Material to process
·····

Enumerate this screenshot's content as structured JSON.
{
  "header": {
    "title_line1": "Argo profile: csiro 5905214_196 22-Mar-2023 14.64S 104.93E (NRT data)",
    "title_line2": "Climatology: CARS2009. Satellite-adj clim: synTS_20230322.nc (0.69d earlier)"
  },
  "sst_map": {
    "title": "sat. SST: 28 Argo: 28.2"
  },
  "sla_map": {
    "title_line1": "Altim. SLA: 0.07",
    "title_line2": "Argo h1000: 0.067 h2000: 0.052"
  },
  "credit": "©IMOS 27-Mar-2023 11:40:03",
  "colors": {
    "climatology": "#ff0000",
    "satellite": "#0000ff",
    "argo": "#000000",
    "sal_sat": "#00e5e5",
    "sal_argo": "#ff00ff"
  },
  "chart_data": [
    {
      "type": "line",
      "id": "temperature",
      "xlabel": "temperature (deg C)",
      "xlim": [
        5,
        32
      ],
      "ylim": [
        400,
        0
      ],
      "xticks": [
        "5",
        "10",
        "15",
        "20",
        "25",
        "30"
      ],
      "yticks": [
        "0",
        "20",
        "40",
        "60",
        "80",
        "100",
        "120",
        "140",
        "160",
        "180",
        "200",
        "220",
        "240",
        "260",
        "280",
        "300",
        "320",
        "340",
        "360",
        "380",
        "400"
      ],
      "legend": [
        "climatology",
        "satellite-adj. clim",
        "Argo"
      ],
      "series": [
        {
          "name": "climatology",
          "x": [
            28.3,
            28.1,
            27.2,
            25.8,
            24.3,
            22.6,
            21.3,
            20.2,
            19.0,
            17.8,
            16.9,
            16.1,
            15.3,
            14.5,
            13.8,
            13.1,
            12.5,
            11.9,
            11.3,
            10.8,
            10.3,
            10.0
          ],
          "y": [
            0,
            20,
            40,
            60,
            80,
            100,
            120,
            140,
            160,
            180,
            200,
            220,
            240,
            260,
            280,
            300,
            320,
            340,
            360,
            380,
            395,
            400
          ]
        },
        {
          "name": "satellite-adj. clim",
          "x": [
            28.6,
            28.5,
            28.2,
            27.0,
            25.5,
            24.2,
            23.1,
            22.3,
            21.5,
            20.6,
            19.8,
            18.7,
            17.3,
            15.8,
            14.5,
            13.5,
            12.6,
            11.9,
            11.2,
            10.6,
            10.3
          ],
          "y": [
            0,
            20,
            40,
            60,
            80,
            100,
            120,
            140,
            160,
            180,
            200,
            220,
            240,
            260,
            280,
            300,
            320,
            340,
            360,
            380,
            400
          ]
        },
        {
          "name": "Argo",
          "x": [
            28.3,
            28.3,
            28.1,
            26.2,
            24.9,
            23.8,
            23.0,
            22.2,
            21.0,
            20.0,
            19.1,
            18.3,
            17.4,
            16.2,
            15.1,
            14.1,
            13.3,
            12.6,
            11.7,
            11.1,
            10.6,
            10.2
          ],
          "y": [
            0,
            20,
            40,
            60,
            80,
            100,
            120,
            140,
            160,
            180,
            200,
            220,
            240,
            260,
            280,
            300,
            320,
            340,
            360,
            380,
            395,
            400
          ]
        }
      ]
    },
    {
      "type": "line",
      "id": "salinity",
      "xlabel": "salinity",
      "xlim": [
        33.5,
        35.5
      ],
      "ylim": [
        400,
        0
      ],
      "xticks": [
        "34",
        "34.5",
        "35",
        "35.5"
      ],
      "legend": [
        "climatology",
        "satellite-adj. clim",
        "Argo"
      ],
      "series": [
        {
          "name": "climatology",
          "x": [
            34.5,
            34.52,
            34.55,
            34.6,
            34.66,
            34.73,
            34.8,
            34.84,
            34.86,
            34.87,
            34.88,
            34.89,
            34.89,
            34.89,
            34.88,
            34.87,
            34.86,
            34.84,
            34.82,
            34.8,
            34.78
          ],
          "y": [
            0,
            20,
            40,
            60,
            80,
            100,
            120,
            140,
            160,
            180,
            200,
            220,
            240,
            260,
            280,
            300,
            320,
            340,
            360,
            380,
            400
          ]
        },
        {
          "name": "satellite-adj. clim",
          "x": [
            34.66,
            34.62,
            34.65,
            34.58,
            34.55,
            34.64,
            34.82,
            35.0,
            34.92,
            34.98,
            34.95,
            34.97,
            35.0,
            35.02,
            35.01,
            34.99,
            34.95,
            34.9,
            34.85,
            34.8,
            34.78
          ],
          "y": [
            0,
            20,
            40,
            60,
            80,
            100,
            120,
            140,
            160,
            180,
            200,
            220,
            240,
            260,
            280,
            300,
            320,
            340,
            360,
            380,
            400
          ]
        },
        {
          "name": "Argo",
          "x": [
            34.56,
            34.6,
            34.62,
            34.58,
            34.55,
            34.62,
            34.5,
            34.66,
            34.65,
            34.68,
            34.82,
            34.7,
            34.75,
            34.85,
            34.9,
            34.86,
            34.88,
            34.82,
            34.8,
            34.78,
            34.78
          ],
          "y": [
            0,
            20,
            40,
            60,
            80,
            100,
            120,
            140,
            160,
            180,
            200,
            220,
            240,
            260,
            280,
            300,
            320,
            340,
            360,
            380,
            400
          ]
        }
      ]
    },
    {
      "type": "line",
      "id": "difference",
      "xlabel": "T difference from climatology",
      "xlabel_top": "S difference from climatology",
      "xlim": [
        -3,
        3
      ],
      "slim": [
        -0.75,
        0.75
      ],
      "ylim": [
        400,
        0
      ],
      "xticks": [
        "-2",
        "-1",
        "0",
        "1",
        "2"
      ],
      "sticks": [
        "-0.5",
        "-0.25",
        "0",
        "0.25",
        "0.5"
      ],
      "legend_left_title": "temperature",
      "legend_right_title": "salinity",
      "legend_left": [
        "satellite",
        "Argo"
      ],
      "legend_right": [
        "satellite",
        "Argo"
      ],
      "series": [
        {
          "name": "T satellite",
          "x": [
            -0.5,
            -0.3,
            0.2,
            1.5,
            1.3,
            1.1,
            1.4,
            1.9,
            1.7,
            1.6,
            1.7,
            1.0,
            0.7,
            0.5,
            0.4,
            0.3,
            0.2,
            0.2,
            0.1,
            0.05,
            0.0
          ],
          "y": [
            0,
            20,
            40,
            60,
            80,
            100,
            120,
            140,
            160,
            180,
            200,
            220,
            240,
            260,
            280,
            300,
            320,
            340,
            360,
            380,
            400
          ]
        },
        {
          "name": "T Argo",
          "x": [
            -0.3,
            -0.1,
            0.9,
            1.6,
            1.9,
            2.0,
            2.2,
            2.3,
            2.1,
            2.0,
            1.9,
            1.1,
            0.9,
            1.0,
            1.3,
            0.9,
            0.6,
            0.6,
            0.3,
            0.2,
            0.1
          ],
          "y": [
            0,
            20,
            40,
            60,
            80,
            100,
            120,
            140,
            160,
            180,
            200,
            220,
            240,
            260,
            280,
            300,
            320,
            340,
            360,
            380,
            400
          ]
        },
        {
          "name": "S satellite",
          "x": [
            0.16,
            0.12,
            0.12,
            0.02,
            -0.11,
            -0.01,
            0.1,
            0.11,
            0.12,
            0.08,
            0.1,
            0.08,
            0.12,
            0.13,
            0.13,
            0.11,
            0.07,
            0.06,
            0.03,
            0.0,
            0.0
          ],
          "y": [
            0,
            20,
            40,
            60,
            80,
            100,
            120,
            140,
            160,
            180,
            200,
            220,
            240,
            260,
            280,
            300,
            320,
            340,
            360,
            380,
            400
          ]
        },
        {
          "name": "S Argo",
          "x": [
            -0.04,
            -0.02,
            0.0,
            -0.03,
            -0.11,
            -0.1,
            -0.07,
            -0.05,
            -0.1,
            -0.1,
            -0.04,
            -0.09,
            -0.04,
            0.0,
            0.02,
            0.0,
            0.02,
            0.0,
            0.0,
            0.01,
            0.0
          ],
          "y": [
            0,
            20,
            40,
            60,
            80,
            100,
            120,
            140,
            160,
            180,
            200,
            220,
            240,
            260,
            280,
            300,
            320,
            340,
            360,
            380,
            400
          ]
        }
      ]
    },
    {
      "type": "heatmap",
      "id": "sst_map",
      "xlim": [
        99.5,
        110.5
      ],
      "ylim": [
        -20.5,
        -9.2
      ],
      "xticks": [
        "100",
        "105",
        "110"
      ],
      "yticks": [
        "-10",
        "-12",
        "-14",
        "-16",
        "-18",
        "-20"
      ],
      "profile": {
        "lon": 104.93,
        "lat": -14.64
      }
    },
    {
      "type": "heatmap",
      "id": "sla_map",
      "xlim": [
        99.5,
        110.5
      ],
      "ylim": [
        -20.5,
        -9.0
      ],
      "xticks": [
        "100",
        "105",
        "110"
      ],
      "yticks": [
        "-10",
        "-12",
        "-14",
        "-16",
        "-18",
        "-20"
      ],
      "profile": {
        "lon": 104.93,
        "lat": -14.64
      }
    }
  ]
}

·····

Pull out all lines from the entries above in which the word "temperature" appears.

Solution to this problem
      "id": "temperature",
      "xlabel": "temperature (deg C)",
      "legend_left_title": "temperature",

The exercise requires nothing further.